### PROBLEM STATEMENT
From the listing below, pull each line that includes "diamond".

═════ PROVIDED DATA ═════

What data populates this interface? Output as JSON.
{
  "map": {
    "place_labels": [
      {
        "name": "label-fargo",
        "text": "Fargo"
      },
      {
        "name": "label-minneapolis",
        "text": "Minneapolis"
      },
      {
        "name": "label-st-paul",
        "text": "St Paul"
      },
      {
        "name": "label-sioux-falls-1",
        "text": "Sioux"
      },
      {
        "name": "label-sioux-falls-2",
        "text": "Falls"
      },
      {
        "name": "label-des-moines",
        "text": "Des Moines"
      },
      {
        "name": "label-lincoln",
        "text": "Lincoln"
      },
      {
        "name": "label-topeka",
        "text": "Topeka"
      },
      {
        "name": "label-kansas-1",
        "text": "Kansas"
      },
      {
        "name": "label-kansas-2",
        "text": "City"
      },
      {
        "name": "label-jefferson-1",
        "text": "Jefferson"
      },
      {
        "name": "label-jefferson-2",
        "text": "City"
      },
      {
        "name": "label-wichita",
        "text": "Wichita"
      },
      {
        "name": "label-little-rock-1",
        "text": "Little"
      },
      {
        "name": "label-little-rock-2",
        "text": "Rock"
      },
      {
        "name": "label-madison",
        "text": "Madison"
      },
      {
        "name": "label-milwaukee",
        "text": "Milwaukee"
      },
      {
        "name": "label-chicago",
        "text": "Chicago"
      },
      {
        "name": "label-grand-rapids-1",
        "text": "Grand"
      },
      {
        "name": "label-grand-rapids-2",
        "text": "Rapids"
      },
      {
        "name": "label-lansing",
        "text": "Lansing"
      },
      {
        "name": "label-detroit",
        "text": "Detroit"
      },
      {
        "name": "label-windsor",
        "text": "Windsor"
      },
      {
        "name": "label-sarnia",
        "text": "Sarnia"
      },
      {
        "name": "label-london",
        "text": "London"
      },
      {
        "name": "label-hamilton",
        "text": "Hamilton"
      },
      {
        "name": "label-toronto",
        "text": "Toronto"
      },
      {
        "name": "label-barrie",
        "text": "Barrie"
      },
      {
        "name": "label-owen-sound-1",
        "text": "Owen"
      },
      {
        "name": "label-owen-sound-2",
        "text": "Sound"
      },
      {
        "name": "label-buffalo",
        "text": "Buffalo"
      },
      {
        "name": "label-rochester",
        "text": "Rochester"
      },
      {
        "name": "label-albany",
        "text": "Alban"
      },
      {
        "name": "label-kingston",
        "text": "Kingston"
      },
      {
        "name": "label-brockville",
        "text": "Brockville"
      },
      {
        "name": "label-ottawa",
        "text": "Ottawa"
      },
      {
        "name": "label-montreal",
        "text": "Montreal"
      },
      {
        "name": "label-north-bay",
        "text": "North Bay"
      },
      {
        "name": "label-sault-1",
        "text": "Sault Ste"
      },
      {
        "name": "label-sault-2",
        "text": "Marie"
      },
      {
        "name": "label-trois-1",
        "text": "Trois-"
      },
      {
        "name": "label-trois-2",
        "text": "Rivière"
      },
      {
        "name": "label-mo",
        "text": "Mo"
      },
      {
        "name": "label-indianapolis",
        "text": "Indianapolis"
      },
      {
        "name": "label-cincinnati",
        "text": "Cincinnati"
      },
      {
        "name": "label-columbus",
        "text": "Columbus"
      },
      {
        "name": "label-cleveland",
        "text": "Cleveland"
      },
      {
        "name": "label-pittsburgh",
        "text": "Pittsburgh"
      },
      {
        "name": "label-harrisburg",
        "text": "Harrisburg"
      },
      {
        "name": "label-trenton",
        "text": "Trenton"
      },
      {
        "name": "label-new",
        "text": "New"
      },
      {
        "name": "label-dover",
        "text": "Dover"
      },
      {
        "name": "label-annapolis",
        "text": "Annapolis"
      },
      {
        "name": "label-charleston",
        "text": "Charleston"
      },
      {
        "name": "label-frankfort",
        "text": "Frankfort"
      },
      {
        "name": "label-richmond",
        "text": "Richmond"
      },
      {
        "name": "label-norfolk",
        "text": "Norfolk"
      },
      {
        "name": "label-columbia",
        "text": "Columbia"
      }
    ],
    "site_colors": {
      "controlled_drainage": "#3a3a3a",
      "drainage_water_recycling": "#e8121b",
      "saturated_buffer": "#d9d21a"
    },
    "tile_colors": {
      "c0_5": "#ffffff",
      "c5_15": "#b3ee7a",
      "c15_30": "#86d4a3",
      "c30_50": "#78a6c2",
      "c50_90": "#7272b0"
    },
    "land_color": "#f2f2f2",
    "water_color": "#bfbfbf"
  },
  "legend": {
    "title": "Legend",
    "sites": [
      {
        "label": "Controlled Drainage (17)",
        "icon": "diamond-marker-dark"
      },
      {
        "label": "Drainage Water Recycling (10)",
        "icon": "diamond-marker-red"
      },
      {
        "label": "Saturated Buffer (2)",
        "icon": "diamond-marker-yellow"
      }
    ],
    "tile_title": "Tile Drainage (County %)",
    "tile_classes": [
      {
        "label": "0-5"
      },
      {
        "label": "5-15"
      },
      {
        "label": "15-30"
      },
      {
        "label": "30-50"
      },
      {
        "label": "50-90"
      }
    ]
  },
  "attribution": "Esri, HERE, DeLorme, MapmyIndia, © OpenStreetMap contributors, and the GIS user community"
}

═════

### SOLUTION FOR THIS PROBLEM
        "icon": "diamond-marker-dark"
        "icon": "diamond-marker-red"
        "icon": "diamond-marker-yellow"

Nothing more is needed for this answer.